WHAT THE TASK ASKS: Find the lines with the string "suppresses" and return them.

Dataset records:
# # #

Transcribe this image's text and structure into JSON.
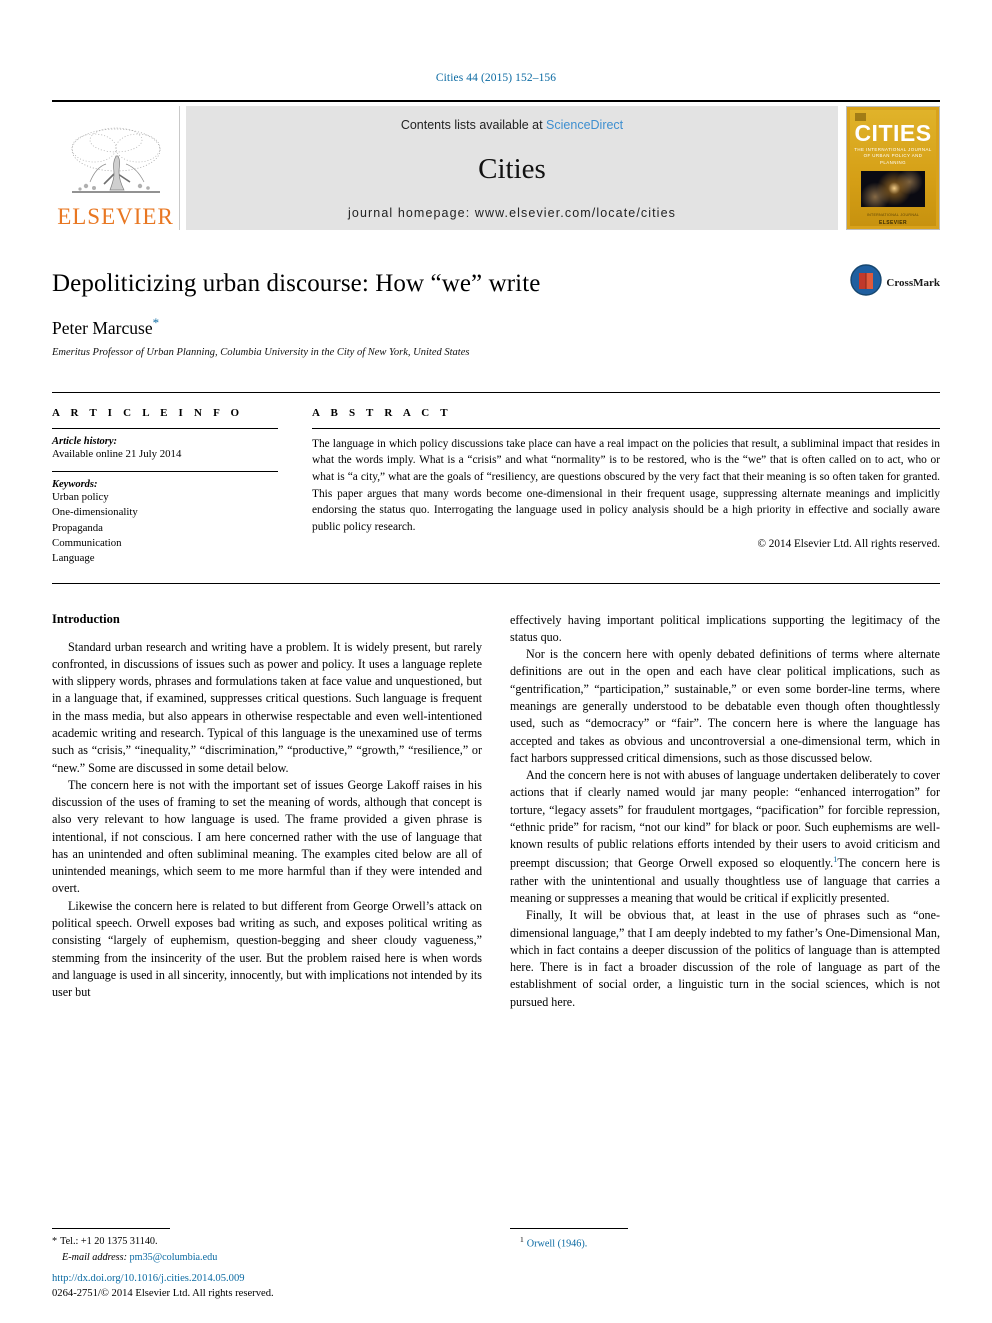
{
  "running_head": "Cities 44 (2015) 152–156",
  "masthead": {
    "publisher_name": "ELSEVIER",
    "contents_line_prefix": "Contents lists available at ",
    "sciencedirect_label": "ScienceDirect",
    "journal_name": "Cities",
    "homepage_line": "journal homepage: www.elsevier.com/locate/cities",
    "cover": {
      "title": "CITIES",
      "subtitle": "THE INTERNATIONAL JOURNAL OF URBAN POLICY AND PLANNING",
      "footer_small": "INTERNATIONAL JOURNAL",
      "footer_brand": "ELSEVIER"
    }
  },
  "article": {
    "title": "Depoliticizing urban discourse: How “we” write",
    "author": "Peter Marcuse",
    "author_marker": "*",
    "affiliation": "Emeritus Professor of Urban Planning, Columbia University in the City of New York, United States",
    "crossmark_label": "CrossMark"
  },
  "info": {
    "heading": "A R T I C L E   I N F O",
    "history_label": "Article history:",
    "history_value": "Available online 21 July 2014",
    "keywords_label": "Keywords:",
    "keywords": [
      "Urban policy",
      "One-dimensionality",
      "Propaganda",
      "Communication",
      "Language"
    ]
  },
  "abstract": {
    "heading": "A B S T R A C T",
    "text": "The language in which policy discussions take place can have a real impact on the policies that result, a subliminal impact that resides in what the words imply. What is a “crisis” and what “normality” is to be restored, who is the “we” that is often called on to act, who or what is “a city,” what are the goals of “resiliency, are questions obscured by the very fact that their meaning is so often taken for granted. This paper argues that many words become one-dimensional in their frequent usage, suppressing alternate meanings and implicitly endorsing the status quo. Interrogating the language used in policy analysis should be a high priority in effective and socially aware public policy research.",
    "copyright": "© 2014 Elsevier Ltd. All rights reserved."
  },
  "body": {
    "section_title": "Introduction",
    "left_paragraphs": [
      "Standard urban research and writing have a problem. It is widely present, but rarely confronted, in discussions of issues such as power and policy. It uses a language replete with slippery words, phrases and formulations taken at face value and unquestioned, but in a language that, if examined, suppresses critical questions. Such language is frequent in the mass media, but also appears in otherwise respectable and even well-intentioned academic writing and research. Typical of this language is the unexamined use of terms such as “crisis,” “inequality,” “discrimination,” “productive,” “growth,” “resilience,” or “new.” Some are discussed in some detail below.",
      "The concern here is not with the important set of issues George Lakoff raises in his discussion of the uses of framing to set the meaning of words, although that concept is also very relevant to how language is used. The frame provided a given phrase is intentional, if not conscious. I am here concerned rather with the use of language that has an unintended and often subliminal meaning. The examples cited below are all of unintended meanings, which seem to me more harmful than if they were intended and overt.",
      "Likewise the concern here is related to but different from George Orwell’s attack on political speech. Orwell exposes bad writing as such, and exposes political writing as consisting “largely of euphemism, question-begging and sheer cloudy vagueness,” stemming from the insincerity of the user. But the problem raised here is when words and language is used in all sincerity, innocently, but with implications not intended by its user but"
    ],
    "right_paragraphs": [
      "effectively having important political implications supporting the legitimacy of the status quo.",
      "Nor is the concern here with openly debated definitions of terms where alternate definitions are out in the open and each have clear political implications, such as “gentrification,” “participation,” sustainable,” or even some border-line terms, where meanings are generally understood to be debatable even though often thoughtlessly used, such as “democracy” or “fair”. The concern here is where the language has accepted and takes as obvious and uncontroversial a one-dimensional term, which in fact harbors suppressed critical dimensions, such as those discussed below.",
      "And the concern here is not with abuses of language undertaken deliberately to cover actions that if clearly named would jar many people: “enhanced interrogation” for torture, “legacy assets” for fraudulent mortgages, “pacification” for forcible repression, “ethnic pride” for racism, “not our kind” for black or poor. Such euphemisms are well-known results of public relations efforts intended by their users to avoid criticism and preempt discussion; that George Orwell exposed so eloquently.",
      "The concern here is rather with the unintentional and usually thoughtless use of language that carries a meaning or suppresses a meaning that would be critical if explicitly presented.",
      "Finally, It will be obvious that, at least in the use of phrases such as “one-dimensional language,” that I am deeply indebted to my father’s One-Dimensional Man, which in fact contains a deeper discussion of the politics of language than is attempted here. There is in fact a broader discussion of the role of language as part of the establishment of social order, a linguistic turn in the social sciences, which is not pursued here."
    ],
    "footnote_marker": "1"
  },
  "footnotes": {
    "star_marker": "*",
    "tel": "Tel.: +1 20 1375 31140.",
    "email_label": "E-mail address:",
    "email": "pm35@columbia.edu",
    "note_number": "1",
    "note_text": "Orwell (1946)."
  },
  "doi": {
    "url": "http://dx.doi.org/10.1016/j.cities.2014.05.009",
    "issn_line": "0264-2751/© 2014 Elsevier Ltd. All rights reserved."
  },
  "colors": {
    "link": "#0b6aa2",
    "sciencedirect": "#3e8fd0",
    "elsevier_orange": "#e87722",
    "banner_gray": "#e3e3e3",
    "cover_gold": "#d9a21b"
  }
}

# # #

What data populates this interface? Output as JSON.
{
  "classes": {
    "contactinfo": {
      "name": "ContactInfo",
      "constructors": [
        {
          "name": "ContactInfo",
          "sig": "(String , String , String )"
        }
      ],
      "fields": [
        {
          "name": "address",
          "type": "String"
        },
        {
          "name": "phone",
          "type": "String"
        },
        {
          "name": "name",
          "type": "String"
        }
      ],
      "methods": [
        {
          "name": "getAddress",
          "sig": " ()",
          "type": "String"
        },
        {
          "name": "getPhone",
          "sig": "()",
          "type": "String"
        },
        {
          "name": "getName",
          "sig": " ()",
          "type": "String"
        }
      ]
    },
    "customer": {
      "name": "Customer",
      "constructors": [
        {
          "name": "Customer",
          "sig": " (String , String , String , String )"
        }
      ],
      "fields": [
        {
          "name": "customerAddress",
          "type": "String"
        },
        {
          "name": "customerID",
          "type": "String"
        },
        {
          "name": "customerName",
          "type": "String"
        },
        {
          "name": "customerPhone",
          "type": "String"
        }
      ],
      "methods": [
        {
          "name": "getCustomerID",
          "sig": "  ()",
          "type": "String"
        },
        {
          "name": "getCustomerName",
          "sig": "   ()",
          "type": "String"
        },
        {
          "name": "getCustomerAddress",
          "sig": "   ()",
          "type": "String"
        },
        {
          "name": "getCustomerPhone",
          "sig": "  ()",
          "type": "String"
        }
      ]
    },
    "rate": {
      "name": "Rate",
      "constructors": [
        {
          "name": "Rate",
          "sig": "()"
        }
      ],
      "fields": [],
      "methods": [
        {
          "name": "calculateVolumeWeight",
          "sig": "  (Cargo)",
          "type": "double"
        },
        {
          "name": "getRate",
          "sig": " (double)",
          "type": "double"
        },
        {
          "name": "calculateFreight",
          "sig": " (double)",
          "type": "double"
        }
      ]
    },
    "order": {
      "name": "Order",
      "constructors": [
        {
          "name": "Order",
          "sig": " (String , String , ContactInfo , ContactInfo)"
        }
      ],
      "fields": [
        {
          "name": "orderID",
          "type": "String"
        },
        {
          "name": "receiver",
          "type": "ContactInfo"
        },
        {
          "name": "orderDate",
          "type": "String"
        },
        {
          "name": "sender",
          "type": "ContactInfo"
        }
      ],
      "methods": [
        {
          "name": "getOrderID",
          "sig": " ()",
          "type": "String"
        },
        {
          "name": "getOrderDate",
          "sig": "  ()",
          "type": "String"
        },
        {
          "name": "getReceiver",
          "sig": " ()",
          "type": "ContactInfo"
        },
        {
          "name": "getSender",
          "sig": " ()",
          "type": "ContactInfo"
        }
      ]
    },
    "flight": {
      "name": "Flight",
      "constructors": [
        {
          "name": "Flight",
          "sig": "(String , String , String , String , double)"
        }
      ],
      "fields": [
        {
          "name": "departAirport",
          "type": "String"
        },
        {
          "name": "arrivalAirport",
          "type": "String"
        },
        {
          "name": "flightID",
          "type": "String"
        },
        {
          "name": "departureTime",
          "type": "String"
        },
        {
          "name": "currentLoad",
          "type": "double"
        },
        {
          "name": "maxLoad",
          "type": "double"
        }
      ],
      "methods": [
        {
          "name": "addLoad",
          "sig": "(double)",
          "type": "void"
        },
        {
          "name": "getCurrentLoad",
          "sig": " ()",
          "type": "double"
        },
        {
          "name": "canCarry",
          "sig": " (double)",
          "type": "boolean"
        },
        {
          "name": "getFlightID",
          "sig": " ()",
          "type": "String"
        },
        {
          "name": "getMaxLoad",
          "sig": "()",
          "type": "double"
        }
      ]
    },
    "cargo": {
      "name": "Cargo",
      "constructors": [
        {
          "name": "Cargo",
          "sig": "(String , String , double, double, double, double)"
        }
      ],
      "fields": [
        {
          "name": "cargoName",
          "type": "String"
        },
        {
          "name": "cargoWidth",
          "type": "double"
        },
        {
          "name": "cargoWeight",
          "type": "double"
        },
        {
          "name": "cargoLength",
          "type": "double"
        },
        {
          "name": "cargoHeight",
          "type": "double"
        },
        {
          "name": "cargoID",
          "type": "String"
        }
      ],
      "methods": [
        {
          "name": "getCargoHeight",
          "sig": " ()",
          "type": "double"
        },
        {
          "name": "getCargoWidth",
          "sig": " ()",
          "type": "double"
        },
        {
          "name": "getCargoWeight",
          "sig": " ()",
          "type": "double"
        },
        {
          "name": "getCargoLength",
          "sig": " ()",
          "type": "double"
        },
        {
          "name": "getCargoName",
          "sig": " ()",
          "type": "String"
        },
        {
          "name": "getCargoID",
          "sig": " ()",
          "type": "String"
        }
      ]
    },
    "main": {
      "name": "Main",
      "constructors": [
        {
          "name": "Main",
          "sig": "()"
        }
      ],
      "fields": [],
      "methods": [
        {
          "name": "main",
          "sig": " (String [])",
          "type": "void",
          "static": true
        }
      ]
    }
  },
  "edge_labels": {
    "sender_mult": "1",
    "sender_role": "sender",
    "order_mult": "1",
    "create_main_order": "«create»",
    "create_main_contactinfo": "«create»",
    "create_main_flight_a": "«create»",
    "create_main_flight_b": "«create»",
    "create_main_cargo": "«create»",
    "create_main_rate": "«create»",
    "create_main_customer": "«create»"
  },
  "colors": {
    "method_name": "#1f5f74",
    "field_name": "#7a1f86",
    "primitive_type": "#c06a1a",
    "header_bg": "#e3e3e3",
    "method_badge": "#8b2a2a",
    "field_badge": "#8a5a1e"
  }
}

# # #

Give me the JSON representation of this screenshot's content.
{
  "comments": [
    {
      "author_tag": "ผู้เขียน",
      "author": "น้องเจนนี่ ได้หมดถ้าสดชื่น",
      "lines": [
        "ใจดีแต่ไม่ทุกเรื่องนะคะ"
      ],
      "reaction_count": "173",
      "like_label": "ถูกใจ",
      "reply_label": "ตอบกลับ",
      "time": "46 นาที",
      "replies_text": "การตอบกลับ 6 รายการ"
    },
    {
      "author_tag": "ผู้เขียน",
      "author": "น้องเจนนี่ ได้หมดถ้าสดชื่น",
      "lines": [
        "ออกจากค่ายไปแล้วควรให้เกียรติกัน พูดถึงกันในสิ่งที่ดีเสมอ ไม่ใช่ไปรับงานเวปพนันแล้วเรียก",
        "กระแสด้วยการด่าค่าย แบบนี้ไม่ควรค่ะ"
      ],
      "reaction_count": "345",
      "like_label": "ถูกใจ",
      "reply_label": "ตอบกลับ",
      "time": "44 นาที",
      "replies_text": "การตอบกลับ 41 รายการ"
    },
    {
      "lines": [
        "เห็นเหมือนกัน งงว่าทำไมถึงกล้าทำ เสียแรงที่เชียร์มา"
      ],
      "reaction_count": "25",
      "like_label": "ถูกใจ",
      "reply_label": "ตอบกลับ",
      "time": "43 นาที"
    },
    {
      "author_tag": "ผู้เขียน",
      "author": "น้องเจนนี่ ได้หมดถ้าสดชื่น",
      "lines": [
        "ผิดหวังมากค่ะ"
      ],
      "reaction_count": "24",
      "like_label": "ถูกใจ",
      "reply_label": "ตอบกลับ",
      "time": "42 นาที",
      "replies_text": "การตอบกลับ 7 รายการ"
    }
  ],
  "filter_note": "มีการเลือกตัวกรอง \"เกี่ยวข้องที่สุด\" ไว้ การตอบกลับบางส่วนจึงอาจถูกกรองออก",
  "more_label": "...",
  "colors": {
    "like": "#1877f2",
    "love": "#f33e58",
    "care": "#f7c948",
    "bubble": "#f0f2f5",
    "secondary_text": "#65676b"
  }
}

# # #

ANSWER TO THE PROBLEM:
      "Standard urban research and writing have a problem. It is widely present, but rarely confronted, in discussions of issues such as power and policy. It uses a language replete with slippery words, phrases and formulations taken at face value and unquestioned, but in a language that, if examined, suppresses critical questions. Such language is frequent in the mass media, but also appears in otherwise respectable and even well-intentioned academic writing and research. Typical of this language is the unexamined use of terms such as “crisis,” “inequality,” “discrimination,” “productive,” “growth,” “resilience,” or “new.” Some are discussed in some detail below.",
      "The concern here is rather with the unintentional and usually thoughtless use of language that carries a meaning or suppresses a meaning that would be critical if explicitly presented.",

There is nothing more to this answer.